Extracted records:
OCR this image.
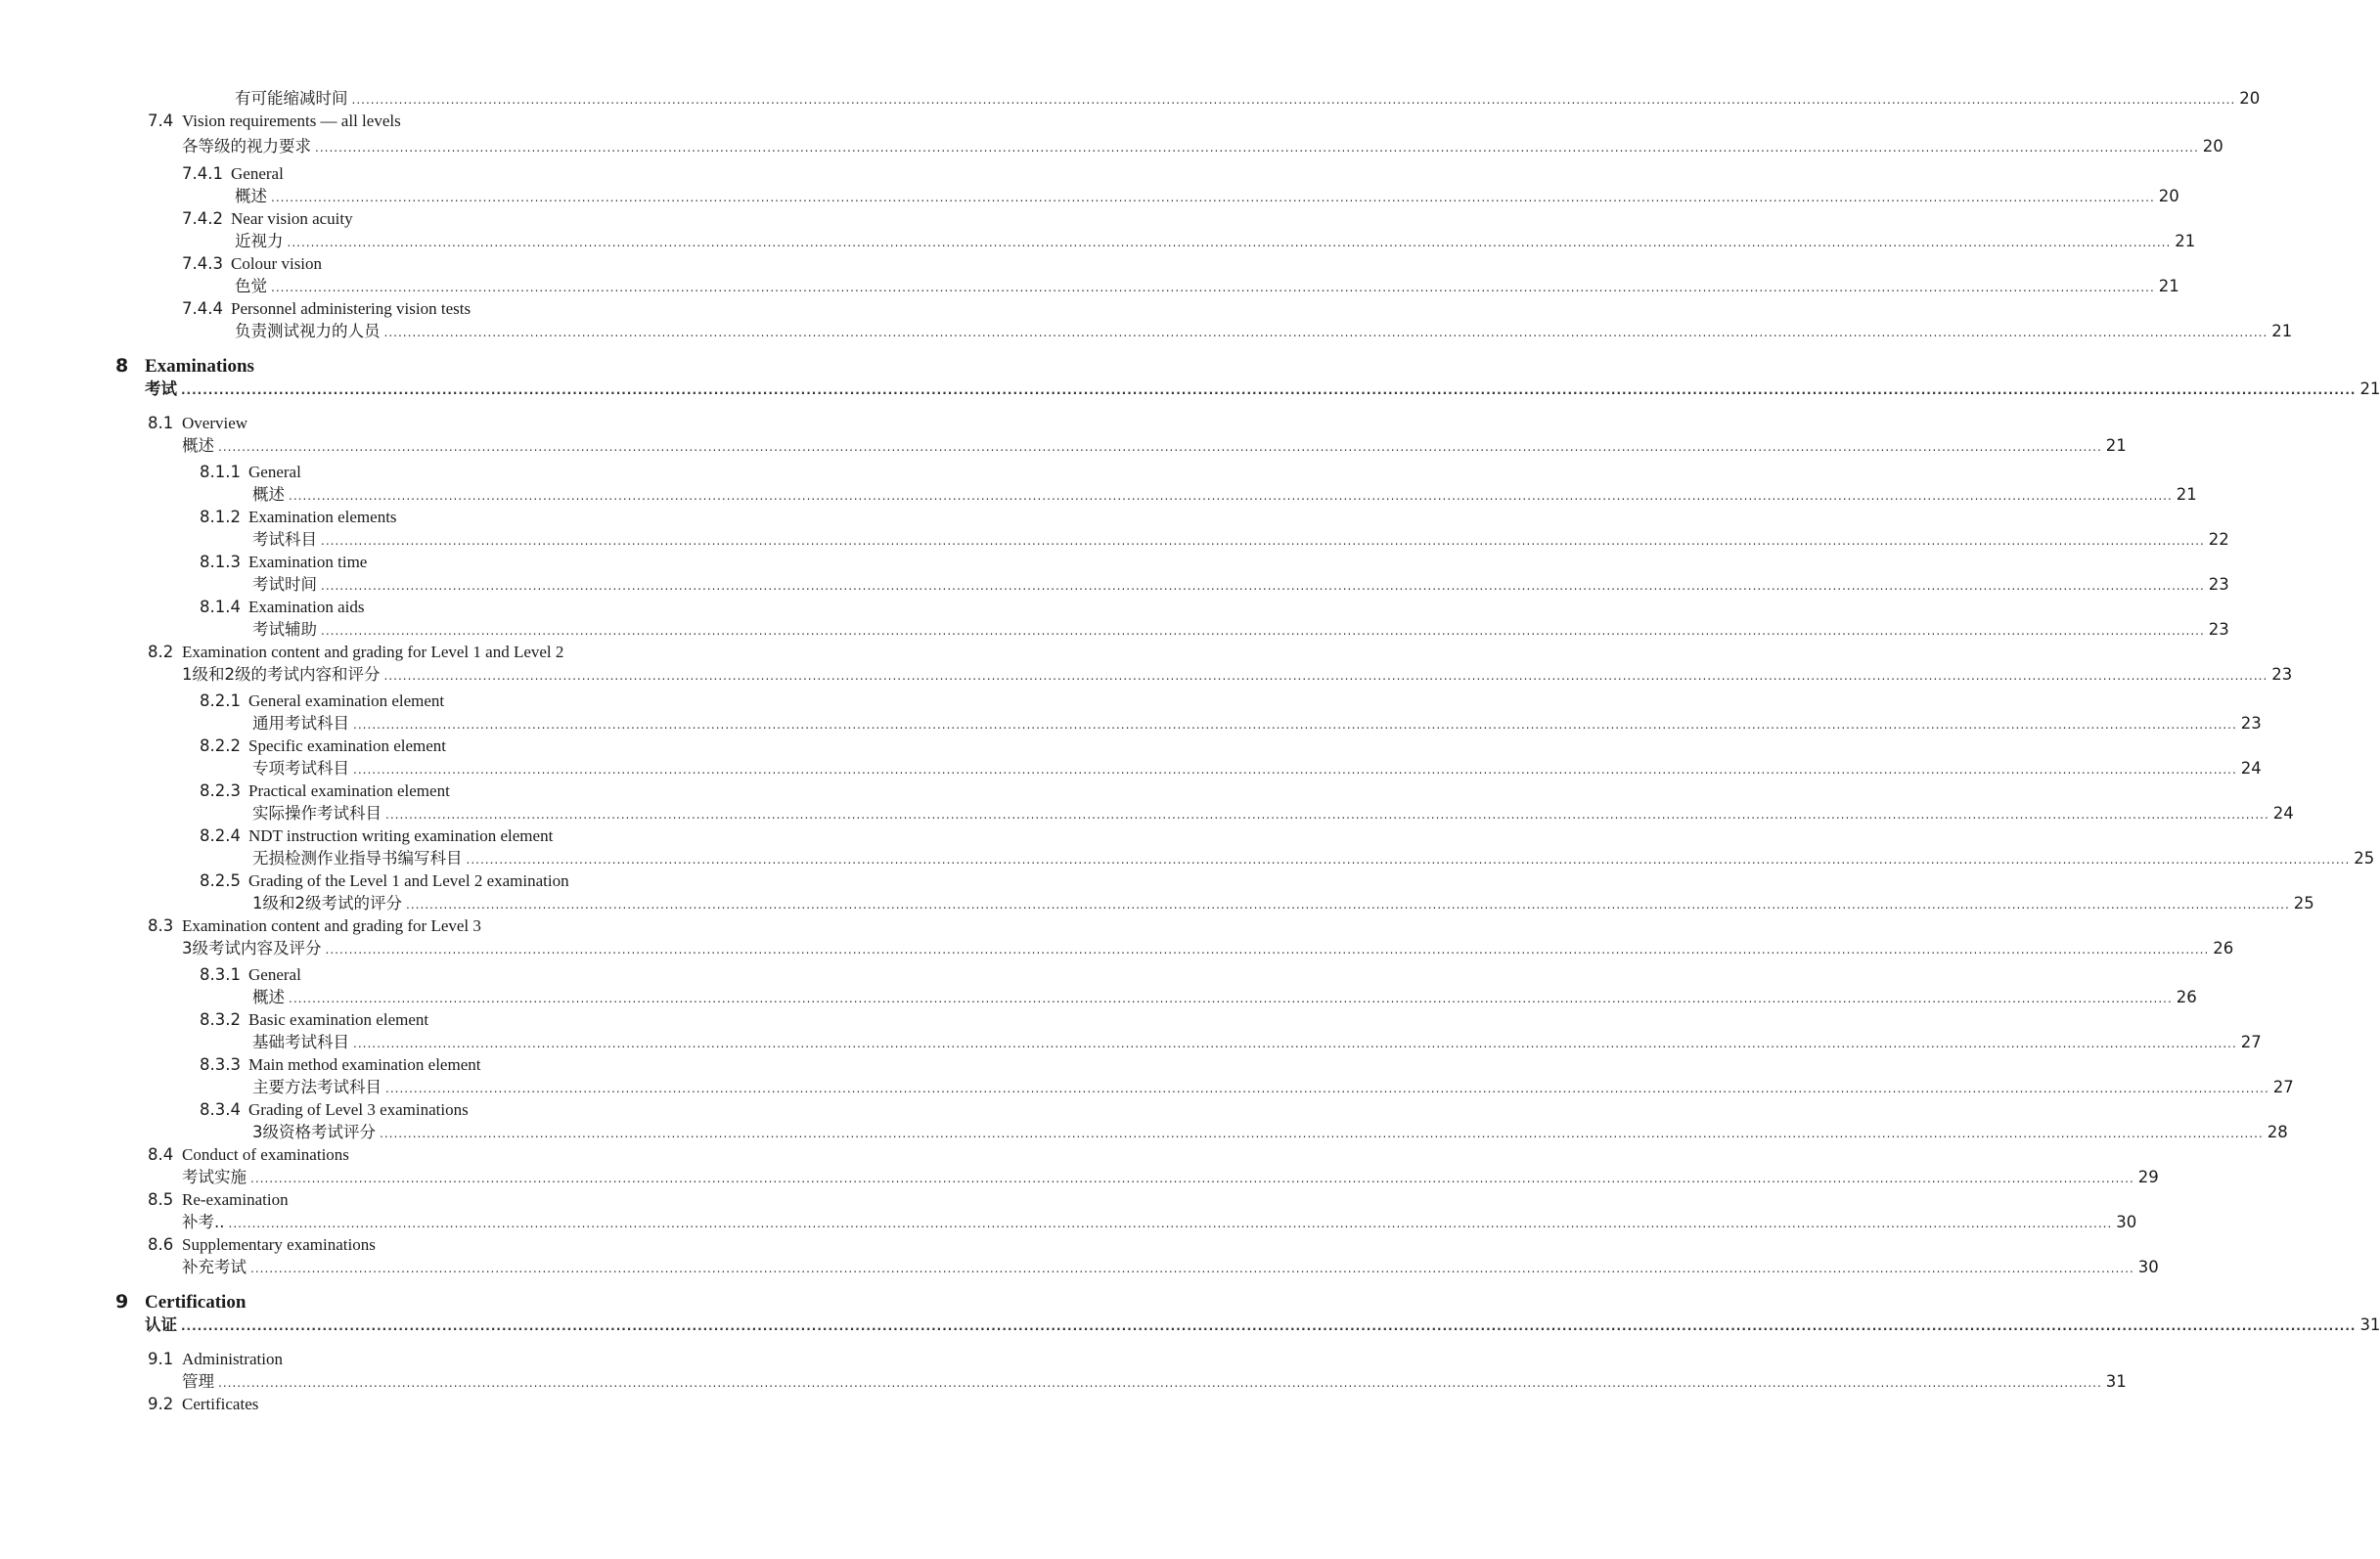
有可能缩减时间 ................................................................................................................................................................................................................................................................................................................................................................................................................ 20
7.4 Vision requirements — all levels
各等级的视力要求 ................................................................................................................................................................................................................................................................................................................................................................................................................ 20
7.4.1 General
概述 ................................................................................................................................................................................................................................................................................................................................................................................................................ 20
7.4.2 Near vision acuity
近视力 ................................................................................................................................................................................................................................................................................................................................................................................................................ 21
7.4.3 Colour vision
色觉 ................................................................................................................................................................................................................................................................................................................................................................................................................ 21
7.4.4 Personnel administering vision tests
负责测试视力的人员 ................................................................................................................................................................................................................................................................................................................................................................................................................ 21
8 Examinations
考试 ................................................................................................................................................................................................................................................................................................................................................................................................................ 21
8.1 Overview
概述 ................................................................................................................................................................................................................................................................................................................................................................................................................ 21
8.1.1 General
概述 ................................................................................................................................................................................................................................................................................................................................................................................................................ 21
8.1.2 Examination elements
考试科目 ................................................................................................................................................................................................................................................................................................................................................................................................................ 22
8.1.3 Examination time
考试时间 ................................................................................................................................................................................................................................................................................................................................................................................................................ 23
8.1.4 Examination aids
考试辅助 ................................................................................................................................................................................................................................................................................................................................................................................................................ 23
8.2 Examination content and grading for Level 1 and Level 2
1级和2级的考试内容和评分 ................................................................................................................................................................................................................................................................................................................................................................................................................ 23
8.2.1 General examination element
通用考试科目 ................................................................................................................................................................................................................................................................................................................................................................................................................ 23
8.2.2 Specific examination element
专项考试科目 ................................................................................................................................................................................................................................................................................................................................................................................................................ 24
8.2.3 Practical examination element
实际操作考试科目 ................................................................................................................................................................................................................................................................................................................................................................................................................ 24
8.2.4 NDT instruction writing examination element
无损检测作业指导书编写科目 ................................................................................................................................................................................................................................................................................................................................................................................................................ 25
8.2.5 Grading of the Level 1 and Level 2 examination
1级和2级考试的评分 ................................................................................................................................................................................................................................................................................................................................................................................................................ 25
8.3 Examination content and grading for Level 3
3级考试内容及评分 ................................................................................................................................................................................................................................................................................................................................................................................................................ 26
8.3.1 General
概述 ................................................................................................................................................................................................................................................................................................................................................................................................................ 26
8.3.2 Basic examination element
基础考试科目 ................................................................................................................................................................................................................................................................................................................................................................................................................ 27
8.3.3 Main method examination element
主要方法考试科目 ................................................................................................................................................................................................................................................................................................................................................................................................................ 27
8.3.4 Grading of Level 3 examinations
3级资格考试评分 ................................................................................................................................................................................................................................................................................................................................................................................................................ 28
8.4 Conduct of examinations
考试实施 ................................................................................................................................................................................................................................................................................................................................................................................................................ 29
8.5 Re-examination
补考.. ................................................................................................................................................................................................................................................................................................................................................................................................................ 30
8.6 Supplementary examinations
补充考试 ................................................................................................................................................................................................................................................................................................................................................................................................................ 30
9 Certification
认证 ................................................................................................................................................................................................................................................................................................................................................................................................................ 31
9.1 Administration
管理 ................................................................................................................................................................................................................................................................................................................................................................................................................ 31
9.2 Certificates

---

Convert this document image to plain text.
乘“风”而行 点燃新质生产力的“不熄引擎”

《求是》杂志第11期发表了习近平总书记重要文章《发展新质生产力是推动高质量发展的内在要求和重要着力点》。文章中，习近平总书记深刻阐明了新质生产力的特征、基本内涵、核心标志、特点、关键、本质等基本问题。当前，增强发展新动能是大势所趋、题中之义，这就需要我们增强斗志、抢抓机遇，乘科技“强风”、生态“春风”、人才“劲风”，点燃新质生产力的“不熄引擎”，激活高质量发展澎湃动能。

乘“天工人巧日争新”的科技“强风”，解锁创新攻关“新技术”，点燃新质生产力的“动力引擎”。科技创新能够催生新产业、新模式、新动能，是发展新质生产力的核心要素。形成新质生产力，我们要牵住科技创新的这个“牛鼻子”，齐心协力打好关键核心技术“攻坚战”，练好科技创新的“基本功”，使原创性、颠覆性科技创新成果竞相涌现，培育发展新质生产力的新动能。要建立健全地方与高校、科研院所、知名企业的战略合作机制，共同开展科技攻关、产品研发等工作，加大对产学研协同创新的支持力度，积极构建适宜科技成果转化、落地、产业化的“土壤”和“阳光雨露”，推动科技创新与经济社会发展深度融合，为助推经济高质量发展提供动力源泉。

...

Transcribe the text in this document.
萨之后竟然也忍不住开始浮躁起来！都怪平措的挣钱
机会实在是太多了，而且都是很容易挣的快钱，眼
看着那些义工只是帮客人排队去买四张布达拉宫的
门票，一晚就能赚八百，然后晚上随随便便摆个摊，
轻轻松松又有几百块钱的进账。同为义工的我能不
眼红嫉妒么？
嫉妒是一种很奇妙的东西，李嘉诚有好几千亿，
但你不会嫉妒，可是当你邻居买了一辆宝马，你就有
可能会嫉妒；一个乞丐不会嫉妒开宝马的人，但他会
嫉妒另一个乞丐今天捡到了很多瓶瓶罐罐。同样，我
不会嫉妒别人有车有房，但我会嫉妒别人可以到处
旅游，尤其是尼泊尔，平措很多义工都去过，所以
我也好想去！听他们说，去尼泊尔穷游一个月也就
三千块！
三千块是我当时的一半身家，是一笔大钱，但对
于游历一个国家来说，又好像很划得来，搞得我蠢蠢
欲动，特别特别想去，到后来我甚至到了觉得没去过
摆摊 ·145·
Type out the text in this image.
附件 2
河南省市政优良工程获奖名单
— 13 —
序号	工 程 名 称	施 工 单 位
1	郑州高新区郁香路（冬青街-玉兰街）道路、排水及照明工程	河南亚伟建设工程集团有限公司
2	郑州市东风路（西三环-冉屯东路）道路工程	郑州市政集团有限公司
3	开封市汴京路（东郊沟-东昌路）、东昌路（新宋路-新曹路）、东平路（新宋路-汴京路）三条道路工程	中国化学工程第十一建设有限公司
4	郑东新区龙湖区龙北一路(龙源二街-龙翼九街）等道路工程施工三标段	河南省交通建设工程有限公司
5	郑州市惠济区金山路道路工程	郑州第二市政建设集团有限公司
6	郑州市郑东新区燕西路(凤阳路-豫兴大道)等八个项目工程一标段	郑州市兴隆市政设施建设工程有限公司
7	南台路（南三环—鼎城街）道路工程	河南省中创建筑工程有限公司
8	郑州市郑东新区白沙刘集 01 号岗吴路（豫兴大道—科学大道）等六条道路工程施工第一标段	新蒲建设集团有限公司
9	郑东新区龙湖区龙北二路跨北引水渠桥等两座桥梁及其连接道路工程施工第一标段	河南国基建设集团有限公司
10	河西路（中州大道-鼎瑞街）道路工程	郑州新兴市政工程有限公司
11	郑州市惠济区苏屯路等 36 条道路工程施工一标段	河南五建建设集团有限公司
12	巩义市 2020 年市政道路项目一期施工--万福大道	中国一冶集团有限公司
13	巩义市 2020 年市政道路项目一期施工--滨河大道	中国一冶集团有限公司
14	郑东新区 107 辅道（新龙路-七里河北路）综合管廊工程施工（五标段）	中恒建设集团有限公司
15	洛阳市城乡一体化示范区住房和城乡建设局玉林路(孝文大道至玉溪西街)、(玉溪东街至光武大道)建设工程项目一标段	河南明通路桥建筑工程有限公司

Exercise: Of the lines in the material, how many contain the word "不熄引擎"? Reply with the number and nothing else.

Final answer: 2